● **What you will do**
Print the entries below in their entirety, exactly as they are written.

● **Excerpted data**
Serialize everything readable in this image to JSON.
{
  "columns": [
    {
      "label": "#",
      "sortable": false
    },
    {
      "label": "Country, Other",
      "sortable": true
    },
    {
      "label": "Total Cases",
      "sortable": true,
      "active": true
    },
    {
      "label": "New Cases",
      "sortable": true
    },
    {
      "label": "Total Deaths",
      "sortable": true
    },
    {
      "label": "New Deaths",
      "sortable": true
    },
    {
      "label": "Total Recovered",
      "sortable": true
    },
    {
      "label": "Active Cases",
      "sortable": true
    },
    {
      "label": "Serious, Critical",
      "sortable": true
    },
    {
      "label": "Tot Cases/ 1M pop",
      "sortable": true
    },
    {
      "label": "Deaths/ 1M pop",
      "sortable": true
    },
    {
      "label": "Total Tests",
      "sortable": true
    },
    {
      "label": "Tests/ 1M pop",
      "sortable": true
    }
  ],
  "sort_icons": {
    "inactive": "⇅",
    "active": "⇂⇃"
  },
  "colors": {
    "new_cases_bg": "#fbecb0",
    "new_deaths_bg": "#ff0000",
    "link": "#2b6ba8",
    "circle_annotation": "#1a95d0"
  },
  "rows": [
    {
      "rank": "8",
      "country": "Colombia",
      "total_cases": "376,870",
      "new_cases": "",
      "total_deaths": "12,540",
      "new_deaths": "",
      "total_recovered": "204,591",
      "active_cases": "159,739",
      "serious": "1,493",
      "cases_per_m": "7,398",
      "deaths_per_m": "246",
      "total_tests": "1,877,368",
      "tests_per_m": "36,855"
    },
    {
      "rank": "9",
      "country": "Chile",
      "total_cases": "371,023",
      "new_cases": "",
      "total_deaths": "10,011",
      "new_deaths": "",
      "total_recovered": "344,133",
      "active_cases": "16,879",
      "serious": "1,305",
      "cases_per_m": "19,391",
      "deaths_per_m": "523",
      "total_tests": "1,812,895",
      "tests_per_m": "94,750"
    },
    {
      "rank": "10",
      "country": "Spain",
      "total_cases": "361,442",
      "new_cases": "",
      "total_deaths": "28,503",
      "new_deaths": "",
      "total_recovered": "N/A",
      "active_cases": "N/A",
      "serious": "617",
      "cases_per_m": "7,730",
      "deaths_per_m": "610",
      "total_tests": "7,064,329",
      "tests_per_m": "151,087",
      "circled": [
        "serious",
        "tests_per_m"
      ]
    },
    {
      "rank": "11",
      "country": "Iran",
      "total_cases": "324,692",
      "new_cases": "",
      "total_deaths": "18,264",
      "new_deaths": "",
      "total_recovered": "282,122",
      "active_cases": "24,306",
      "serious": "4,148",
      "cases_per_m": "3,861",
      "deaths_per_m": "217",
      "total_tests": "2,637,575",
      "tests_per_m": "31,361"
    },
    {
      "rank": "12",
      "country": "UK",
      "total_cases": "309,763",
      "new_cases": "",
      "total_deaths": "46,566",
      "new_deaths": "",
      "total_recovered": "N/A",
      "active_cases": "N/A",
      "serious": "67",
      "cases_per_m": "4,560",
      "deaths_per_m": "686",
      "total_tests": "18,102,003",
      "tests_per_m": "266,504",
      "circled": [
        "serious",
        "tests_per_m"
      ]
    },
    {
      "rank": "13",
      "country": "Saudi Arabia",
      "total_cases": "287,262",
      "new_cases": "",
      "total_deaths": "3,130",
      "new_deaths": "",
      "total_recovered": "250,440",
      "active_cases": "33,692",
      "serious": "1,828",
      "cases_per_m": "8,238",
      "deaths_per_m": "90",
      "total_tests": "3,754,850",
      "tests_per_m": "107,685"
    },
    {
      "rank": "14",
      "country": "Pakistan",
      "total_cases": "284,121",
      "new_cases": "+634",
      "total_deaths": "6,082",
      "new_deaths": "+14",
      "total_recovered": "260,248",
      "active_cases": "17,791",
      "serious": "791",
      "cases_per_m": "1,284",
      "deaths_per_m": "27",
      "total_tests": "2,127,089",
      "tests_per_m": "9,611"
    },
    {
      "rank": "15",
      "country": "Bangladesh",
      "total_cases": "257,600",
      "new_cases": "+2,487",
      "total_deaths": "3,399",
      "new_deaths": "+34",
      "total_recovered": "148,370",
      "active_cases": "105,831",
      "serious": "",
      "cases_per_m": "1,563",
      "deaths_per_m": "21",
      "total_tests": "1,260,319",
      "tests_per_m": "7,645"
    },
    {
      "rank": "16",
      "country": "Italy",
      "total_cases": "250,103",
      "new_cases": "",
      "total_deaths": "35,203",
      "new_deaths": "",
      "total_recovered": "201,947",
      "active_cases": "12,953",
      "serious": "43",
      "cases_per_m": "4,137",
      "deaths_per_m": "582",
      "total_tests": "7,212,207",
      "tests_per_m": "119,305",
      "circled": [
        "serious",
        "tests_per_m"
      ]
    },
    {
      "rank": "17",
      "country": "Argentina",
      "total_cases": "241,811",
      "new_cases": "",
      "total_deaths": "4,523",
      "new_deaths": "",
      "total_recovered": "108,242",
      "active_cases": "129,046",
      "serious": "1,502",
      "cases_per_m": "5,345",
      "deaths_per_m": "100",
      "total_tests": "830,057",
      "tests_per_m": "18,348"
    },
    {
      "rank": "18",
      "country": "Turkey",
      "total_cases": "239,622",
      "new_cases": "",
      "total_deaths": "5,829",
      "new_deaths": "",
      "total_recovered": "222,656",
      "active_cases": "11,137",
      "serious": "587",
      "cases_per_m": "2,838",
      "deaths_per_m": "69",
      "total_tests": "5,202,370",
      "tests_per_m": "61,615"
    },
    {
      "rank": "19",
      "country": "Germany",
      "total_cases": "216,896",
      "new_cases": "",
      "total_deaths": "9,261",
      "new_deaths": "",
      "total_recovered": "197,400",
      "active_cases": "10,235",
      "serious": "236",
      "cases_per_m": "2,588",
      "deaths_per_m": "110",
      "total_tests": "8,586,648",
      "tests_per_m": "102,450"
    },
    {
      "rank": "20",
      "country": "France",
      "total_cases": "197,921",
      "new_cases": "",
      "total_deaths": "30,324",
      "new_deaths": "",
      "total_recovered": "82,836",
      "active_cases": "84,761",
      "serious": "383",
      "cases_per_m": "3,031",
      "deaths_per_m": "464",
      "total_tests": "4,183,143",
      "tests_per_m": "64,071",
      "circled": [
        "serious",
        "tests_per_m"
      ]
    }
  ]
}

● **Output of the exercise**
Serialize everything readable in this image to JSON.
{
  "columns": [
    {
      "label": "#",
      "sortable": false
    },
    {
      "label": "Country, Other",
      "sortable": true
    },
    {
      "label": "Total Cases",
      "sortable": true,
      "active": true
    },
    {
      "label": "New Cases",
      "sortable": true
    },
    {
      "label": "Total Deaths",
      "sortable": true
    },
    {
      "label": "New Deaths",
      "sortable": true
    },
    {
      "label": "Total Recovered",
      "sortable": true
    },
    {
      "label": "Active Cases",
      "sortable": true
    },
    {
      "label": "Serious, Critical",
      "sortable": true
    },
    {
      "label": "Tot Cases/ 1M pop",
      "sortable": true
    },
    {
      "label": "Deaths/ 1M pop",
      "sortable": true
    },
    {
      "label": "Total Tests",
      "sortable": true
    },
    {
      "label": "Tests/ 1M pop",
      "sortable": true
    }
  ],
  "sort_icons": {
    "inactive": "⇅",
    "active": "⇂⇃"
  },
  "colors": {
    "new_cases_bg": "#fbecb0",
    "new_deaths_bg": "#ff0000",
    "link": "#2b6ba8",
    "circle_annotation": "#1a95d0"
  },
  "rows": [
    {
      "rank": "8",
      "country": "Colombia",
      "total_cases": "376,870",
      "new_cases": "",
      "total_deaths": "12,540",
      "new_deaths": "",
      "total_recovered": "204,591",
      "active_cases": "159,739",
      "serious": "1,493",
      "cases_per_m": "7,398",
      "deaths_per_m": "246",
      "total_tests": "1,877,368",
      "tests_per_m": "36,855"
    },
    {
      "rank": "9",
      "country": "Chile",
      "total_cases": "371,023",
      "new_cases": "",
      "total_deaths": "10,011",
      "new_deaths": "",
      "total_recovered": "344,133",
      "active_cases": "16,879",
      "serious": "1,305",
      "cases_per_m": "19,391",
      "deaths_per_m": "523",
      "total_tests": "1,812,895",
      "tests_per_m": "94,750"
    },
    {
      "rank": "10",
      "country": "Spain",
      "total_cases": "361,442",
      "new_cases": "",
      "total_deaths": "28,503",
      "new_deaths": "",
      "total_recovered": "N/A",
      "active_cases": "N/A",
      "serious": "617",
      "cases_per_m": "7,730",
      "deaths_per_m": "610",
      "total_tests": "7,064,329",
      "tests_per_m": "151,087",
      "circled": [
        "serious",
        "tests_per_m"
      ]
    },
    {
      "rank": "11",
      "country": "Iran",
      "total_cases": "324,692",
      "new_cases": "",
      "total_deaths": "18,264",
      "new_deaths": "",
      "total_recovered": "282,122",
      "active_cases": "24,306",
      "serious": "4,148",
      "cases_per_m": "3,861",
      "deaths_per_m": "217",
      "total_tests": "2,637,575",
      "tests_per_m": "31,361"
    },
    {
      "rank": "12",
      "country": "UK",
      "total_cases": "309,763",
      "new_cases": "",
      "total_deaths": "46,566",
      "new_deaths": "",
      "total_recovered": "N/A",
      "active_cases": "N/A",
      "serious": "67",
      "cases_per_m": "4,560",
      "deaths_per_m": "686",
      "total_tests": "18,102,003",
      "tests_per_m": "266,504",
      "circled": [
        "serious",
        "tests_per_m"
      ]
    },
    {
      "rank": "13",
      "country": "Saudi Arabia",
      "total_cases": "287,262",
      "new_cases": "",
      "total_deaths": "3,130",
      "new_deaths": "",
      "total_recovered": "250,440",
      "active_cases": "33,692",
      "serious": "1,828",
      "cases_per_m": "8,238",
      "deaths_per_m": "90",
      "total_tests": "3,754,850",
      "tests_per_m": "107,685"
    },
    {
      "rank": "14",
      "country": "Pakistan",
      "total_cases": "284,121",
      "new_cases": "+634",
      "total_deaths": "6,082",
      "new_deaths": "+14",
      "total_recovered": "260,248",
      "active_cases": "17,791",
      "serious": "791",
      "cases_per_m": "1,284",
      "deaths_per_m": "27",
      "total_tests": "2,127,089",
      "tests_per_m": "9,611"
    },
    {
      "rank": "15",
      "country": "Bangladesh",
      "total_cases": "257,600",
      "new_cases": "+2,487",
      "total_deaths": "3,399",
      "new_deaths": "+34",
      "total_recovered": "148,370",
      "active_cases": "105,831",
      "serious": "",
      "cases_per_m": "1,563",
      "deaths_per_m": "21",
      "total_tests": "1,260,319",
      "tests_per_m": "7,645"
    },
    {
      "rank": "16",
      "country": "Italy",
      "total_cases": "250,103",
      "new_cases": "",
      "total_deaths": "35,203",
      "new_deaths": "",
      "total_recovered": "201,947",
      "active_cases": "12,953",
      "serious": "43",
      "cases_per_m": "4,137",
      "deaths_per_m": "582",
      "total_tests": "7,212,207",
      "tests_per_m": "119,305",
      "circled": [
        "serious",
        "tests_per_m"
      ]
    },
    {
      "rank": "17",
      "country": "Argentina",
      "total_cases": "241,811",
      "new_cases": "",
      "total_deaths": "4,523",
      "new_deaths": "",
      "total_recovered": "108,242",
      "active_cases": "129,046",
      "serious": "1,502",
      "cases_per_m": "5,345",
      "deaths_per_m": "100",
      "total_tests": "830,057",
      "tests_per_m": "18,348"
    },
    {
      "rank": "18",
      "country": "Turkey",
      "total_cases": "239,622",
      "new_cases": "",
      "total_deaths": "5,829",
      "new_deaths": "",
      "total_recovered": "222,656",
      "active_cases": "11,137",
      "serious": "587",
      "cases_per_m": "2,838",
      "deaths_per_m": "69",
      "total_tests": "5,202,370",
      "tests_per_m": "61,615"
    },
    {
      "rank": "19",
      "country": "Germany",
      "total_cases": "216,896",
      "new_cases": "",
      "total_deaths": "9,261",
      "new_deaths": "",
      "total_recovered": "197,400",
      "active_cases": "10,235",
      "serious": "236",
      "cases_per_m": "2,588",
      "deaths_per_m": "110",
      "total_tests": "8,586,648",
      "tests_per_m": "102,450"
    },
    {
      "rank": "20",
      "country": "France",
      "total_cases": "197,921",
      "new_cases": "",
      "total_deaths": "30,324",
      "new_deaths": "",
      "total_recovered": "82,836",
      "active_cases": "84,761",
      "serious": "383",
      "cases_per_m": "3,031",
      "deaths_per_m": "464",
      "total_tests": "4,183,143",
      "tests_per_m": "64,071",
      "circled": [
        "serious",
        "tests_per_m"
      ]
    }
  ]
}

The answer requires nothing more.